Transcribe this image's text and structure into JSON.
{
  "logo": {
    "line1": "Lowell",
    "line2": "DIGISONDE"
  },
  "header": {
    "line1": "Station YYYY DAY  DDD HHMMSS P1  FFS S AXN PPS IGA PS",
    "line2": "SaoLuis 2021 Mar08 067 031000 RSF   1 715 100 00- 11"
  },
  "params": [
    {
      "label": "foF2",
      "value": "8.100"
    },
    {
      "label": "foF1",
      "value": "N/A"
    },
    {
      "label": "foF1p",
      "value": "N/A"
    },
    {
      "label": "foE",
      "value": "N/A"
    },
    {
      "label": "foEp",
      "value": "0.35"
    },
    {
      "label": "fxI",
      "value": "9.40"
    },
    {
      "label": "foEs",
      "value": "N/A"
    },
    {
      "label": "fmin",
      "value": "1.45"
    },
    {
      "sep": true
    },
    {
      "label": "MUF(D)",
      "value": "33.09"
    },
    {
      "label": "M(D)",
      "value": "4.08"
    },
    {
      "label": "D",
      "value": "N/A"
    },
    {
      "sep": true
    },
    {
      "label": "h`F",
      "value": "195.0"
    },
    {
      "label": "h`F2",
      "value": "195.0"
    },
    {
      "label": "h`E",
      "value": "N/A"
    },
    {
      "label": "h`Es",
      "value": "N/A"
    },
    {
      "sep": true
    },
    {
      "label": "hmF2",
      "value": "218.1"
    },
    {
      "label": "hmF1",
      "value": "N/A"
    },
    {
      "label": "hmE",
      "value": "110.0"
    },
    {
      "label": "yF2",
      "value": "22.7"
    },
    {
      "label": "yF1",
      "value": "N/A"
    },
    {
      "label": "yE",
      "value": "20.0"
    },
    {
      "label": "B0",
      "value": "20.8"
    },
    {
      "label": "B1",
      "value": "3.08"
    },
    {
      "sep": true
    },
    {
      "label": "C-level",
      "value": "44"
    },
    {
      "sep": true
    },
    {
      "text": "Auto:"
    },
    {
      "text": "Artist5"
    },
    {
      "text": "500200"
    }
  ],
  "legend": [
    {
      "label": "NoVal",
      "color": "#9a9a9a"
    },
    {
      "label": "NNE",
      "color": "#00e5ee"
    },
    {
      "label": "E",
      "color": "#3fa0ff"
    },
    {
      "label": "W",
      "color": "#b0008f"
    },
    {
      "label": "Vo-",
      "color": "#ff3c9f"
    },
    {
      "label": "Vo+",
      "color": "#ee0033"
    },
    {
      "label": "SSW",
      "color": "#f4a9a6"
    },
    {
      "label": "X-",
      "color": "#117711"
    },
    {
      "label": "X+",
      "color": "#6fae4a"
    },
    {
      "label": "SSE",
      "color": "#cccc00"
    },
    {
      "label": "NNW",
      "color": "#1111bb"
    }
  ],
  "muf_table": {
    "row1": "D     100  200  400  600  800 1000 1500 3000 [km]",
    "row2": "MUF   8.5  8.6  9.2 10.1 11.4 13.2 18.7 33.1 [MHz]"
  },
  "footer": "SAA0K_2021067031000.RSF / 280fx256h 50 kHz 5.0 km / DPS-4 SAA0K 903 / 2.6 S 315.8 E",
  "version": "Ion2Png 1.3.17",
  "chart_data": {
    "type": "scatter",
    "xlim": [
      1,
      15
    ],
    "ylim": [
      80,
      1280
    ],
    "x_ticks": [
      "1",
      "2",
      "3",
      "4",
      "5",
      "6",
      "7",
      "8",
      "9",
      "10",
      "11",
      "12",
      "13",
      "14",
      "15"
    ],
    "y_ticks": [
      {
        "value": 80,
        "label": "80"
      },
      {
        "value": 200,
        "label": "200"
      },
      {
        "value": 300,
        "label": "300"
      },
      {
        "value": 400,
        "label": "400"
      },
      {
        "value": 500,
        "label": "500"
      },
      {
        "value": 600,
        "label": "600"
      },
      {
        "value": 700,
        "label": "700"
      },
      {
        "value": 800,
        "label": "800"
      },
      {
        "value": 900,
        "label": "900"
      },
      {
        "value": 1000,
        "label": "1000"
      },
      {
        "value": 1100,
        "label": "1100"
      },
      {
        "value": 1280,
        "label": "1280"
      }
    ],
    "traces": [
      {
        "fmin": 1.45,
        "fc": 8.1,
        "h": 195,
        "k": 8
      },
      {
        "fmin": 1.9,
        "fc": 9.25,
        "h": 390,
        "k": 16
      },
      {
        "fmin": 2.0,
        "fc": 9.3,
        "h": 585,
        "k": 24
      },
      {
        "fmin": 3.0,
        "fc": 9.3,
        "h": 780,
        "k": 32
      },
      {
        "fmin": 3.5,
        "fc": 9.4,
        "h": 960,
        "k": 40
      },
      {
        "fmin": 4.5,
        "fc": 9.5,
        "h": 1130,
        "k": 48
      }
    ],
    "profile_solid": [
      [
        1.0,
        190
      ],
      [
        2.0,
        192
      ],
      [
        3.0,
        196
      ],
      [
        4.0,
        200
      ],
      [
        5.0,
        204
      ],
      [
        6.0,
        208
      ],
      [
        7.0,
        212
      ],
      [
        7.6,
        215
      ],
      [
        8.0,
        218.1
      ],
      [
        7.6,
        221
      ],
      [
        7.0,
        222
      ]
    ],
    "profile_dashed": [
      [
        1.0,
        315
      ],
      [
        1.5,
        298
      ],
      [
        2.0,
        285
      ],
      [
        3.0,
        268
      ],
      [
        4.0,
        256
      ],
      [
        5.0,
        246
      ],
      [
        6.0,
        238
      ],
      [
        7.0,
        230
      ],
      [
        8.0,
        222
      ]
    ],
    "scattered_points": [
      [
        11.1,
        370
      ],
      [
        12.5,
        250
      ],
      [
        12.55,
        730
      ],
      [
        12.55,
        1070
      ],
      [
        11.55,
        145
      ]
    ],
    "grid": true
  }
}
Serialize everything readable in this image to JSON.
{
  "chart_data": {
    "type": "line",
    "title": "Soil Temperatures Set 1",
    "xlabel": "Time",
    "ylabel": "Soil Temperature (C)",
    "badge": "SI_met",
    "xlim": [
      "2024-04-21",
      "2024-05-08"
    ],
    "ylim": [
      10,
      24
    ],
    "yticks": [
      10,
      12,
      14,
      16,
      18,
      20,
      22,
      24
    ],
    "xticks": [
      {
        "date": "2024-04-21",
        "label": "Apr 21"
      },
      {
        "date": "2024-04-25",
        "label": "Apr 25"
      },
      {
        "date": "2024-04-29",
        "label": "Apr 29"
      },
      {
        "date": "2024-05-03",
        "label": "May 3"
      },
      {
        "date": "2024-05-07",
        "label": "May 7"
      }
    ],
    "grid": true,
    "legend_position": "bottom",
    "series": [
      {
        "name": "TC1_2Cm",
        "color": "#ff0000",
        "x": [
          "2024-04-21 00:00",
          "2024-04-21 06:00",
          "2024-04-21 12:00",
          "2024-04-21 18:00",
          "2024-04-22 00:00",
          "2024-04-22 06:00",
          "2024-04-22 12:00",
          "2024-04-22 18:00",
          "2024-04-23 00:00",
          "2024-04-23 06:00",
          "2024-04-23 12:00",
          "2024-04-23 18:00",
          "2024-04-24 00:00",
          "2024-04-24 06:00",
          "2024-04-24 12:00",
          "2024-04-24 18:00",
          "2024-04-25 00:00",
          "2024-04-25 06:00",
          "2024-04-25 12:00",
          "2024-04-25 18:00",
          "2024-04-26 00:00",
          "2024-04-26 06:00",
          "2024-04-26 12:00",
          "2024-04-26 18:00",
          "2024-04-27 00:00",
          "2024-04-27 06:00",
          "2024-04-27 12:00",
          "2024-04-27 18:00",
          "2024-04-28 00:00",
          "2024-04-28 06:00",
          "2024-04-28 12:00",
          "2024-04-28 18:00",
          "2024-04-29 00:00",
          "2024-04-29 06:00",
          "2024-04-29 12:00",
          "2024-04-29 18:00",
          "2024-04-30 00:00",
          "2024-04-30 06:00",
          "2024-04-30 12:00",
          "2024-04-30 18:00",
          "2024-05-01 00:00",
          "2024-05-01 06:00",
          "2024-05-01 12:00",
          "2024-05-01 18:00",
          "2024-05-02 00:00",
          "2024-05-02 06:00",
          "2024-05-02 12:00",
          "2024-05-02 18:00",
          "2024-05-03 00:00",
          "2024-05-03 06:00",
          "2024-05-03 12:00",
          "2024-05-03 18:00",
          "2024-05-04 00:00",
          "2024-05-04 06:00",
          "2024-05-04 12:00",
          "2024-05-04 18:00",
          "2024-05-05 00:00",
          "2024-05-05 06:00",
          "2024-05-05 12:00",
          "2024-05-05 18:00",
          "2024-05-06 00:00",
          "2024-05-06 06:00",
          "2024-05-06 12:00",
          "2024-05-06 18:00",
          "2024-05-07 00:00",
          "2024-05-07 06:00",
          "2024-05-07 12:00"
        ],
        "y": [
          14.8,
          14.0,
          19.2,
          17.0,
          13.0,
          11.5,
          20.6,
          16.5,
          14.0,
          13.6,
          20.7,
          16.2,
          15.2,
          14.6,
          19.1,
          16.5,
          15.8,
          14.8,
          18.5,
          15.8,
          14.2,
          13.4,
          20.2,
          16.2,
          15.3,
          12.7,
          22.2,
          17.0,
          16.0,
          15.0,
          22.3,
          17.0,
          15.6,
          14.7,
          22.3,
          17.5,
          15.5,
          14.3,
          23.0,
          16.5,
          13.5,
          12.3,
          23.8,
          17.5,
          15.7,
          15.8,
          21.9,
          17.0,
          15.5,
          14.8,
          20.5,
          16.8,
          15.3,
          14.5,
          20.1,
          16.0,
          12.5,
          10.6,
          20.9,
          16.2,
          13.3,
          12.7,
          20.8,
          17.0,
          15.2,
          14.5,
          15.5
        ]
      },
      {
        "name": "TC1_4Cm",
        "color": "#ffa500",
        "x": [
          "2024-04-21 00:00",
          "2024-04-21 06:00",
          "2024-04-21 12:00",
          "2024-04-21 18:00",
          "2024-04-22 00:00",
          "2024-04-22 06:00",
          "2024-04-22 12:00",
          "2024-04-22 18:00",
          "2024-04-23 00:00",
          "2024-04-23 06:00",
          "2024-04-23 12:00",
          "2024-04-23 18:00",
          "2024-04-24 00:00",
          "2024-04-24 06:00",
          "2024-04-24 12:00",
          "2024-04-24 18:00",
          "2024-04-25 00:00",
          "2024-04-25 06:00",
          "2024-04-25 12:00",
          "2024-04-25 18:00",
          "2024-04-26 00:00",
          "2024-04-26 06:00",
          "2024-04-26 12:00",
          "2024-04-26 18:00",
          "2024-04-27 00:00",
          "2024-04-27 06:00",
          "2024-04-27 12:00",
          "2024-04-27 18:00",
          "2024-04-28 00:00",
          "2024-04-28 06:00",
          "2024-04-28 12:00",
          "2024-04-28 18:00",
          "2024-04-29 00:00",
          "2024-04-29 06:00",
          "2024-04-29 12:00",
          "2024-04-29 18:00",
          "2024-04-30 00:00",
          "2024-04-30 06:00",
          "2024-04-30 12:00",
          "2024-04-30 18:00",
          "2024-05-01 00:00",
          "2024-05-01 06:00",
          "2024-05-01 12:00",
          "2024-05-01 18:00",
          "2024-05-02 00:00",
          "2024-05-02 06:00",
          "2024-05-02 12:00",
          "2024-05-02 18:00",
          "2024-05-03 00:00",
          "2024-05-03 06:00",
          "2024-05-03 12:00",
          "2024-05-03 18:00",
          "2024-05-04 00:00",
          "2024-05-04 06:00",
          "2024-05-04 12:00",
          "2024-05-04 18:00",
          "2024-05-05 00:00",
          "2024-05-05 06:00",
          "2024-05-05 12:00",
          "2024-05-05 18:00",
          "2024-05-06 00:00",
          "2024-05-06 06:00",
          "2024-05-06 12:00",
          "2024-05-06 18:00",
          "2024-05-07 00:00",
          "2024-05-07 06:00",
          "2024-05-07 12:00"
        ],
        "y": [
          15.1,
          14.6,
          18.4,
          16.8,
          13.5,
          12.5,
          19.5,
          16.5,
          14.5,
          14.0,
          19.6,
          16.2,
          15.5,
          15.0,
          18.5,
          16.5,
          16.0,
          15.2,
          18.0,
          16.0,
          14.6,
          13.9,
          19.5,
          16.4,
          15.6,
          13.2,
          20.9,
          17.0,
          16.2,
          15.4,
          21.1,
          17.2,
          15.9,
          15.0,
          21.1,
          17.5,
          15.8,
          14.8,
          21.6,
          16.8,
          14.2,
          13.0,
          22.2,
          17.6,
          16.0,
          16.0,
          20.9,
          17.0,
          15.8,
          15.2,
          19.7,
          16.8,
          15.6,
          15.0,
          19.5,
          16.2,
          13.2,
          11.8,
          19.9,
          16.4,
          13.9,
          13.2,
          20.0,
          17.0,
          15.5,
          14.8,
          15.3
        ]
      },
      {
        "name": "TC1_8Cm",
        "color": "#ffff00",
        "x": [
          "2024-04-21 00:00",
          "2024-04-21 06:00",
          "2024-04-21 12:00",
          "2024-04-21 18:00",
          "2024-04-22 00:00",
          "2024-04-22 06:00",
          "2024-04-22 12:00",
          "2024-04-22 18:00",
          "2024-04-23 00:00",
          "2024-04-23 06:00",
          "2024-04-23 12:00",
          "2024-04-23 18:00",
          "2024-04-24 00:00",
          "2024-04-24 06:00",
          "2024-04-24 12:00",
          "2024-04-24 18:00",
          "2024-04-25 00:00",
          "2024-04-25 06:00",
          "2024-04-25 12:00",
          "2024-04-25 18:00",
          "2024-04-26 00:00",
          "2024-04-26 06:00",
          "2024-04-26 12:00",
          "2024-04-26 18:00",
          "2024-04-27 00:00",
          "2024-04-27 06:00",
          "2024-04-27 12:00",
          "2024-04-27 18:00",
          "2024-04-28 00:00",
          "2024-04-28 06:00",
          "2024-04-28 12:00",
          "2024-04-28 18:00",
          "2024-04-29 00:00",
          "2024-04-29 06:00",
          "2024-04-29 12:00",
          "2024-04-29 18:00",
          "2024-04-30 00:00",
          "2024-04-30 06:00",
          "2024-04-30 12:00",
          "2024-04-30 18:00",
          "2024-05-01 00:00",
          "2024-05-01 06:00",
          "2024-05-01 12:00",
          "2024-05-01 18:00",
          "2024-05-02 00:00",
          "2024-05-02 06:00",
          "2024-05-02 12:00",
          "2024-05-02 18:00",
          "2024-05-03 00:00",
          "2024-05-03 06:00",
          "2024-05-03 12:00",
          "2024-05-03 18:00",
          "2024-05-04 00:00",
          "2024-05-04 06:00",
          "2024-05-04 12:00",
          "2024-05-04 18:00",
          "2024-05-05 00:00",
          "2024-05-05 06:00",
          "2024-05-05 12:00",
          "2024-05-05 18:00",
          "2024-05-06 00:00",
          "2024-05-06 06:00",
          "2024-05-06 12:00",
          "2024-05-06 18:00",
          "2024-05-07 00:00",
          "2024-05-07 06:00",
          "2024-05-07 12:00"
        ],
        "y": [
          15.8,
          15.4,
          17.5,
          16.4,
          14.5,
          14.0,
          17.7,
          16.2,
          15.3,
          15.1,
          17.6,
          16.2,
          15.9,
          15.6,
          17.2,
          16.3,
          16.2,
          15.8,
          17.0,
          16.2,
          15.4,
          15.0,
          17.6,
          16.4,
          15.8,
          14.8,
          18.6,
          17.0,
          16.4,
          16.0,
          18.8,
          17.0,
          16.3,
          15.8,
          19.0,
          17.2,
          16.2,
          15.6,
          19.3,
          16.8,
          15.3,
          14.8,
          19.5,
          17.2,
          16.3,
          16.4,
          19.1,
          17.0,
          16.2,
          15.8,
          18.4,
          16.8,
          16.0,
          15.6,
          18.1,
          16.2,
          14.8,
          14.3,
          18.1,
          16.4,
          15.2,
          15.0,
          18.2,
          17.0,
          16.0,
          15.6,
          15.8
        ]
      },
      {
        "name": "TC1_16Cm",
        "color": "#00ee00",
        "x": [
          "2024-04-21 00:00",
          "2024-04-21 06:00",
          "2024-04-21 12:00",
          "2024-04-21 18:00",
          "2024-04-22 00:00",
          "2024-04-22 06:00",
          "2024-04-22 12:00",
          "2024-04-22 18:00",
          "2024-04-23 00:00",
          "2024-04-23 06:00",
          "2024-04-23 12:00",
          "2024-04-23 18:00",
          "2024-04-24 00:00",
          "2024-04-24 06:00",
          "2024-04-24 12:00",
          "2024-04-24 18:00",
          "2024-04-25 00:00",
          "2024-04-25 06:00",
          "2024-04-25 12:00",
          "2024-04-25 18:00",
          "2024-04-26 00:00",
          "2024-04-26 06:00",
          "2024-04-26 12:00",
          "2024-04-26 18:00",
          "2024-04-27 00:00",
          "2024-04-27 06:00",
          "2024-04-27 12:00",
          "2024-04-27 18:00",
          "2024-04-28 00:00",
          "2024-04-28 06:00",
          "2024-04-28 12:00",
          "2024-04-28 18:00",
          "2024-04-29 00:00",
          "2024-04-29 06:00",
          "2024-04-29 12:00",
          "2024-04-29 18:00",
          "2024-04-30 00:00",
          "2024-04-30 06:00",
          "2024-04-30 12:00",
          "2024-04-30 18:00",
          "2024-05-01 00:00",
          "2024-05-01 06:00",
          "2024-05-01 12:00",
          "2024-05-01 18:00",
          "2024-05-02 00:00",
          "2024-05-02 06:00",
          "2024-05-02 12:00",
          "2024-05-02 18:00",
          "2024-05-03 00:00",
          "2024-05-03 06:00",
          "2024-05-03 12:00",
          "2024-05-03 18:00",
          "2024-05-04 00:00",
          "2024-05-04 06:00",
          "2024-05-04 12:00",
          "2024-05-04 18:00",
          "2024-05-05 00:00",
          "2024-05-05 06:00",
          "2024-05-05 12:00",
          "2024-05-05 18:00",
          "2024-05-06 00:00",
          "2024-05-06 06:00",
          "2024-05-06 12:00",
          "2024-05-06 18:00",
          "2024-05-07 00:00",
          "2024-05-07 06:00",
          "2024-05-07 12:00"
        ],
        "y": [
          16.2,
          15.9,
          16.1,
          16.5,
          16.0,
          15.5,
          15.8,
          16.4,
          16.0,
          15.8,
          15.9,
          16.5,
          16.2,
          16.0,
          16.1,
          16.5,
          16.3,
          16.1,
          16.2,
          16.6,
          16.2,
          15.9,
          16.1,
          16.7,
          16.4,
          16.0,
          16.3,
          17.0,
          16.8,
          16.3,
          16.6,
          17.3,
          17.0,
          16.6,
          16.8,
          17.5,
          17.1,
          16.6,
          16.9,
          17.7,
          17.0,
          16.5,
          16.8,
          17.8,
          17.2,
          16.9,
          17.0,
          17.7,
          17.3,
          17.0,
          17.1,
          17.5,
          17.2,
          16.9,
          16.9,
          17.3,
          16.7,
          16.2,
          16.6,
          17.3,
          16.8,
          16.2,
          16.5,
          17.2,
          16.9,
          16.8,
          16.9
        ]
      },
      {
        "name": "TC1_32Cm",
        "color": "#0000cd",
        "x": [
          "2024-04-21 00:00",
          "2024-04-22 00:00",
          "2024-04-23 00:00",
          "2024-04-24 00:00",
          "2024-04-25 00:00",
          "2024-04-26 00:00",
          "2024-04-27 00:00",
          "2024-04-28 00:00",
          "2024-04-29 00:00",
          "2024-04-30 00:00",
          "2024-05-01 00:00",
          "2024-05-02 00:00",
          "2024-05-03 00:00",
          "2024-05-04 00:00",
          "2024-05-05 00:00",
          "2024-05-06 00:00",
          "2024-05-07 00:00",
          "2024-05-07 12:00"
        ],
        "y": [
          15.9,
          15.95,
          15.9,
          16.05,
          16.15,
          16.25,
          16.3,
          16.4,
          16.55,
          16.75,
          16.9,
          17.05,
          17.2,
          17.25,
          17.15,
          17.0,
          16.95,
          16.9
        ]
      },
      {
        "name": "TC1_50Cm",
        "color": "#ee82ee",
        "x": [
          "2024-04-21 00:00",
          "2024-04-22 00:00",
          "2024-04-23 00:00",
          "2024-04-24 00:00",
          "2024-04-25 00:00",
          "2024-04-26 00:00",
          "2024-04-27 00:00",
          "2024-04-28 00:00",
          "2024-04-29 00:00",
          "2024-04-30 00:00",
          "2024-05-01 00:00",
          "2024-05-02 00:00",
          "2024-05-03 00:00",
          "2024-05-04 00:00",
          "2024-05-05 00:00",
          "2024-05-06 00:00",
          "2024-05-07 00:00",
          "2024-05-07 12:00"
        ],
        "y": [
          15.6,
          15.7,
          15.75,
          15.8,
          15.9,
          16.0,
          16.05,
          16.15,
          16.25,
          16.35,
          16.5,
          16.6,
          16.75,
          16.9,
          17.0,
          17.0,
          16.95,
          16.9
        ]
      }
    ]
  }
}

- - - -

Each line containing "text" counts once; state the total number of such lines and nothing else.

4